YOUR TASK
Identify all lines of the data containing the string "including" and copy them.

(Raw records)

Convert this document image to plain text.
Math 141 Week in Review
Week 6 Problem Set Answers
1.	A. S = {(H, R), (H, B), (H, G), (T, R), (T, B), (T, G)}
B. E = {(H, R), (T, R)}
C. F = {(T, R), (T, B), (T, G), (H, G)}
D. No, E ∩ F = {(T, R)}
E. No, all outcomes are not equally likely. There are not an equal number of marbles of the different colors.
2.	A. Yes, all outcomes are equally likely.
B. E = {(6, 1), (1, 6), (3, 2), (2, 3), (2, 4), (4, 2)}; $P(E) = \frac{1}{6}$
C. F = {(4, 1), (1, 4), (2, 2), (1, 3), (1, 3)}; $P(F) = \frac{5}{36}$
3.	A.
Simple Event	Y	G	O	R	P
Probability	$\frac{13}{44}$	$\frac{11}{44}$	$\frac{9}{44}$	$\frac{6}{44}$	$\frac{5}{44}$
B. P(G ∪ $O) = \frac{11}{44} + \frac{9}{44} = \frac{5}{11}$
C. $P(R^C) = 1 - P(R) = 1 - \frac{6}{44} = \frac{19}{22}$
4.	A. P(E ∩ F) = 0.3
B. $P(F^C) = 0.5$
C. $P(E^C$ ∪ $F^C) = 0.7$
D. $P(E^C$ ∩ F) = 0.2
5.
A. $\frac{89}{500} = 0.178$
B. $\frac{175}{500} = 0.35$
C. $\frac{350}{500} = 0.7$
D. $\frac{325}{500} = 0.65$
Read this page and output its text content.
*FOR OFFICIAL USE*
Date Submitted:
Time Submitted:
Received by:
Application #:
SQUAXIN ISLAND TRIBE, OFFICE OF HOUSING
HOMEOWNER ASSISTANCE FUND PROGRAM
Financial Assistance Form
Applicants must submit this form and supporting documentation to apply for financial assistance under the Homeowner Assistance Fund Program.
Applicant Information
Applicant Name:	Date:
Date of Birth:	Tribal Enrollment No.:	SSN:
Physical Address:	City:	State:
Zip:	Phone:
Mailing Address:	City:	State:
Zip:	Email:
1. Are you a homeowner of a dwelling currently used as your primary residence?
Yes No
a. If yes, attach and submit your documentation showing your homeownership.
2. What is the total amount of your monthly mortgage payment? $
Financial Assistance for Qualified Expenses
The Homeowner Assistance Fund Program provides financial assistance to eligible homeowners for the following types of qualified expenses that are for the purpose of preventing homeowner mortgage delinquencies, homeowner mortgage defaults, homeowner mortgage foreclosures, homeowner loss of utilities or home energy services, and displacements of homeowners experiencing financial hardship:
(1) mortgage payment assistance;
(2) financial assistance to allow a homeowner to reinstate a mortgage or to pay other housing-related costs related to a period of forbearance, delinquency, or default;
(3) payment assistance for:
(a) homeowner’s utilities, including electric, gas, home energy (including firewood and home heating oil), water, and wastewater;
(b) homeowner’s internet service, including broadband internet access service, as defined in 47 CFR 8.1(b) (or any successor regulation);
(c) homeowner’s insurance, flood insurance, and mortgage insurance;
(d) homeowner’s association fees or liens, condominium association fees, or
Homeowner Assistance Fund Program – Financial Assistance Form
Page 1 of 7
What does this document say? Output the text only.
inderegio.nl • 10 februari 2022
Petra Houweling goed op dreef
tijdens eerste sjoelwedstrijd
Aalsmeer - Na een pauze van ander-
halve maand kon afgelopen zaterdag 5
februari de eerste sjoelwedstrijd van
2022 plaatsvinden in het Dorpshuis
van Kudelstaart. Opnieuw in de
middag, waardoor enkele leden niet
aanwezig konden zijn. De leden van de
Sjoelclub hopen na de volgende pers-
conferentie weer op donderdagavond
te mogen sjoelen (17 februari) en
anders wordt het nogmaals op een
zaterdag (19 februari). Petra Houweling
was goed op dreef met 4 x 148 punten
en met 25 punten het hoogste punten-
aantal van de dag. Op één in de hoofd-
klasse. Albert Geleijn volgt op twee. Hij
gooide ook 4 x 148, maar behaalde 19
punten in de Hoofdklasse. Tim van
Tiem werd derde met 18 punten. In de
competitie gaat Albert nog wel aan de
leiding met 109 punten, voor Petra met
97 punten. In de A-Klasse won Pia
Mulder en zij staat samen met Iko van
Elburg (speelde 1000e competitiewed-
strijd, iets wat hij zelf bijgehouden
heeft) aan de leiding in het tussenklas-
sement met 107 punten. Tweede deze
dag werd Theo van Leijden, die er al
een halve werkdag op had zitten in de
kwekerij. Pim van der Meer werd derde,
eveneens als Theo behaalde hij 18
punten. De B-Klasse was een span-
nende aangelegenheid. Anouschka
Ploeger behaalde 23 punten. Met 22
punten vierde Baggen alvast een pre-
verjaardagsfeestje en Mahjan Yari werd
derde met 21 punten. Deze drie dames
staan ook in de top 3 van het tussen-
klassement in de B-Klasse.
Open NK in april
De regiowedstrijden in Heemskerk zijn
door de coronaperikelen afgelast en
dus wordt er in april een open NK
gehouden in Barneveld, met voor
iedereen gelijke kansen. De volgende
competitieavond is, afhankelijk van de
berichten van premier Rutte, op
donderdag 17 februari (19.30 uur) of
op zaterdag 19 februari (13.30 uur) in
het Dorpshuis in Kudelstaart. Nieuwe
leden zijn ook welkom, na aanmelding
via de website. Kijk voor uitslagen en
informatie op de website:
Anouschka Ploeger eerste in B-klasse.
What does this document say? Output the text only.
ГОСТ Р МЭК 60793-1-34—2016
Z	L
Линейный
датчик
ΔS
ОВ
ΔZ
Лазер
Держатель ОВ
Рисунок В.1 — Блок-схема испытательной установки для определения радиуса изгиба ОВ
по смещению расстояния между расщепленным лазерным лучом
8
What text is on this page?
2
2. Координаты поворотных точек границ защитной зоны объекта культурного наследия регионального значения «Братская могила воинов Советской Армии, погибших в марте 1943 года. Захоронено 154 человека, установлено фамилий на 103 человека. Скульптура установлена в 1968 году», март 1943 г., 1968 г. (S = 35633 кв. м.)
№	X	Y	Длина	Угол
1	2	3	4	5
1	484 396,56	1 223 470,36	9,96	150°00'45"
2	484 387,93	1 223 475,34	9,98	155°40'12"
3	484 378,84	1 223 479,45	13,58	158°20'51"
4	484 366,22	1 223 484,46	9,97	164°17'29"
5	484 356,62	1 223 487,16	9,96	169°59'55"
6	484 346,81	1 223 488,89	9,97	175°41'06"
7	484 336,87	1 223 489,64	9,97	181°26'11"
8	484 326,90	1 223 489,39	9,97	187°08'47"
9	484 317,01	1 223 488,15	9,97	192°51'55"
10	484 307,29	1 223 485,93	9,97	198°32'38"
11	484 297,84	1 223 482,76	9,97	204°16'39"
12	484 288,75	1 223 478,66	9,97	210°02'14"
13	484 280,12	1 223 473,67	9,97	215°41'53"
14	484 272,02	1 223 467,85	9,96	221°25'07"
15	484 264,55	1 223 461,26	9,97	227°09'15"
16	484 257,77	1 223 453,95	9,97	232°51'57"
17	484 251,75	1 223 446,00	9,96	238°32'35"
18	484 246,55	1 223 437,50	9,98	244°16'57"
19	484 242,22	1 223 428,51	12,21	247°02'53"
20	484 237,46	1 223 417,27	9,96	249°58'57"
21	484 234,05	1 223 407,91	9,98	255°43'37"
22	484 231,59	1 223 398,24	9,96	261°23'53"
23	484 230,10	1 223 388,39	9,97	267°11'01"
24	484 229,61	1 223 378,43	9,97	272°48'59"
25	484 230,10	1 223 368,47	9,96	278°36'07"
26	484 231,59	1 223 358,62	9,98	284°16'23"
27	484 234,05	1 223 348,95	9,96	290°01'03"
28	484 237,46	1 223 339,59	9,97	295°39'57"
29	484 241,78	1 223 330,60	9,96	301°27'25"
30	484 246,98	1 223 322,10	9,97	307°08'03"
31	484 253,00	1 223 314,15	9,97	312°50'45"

TASK RESPONSE
(a) homeowner’s utilities, including electric, gas, home energy (including firewood and home heating oil), water, and wastewater;
(b) homeowner’s internet service, including broadband internet access service, as defined in 47 CFR 8.1(b) (or any successor regulation);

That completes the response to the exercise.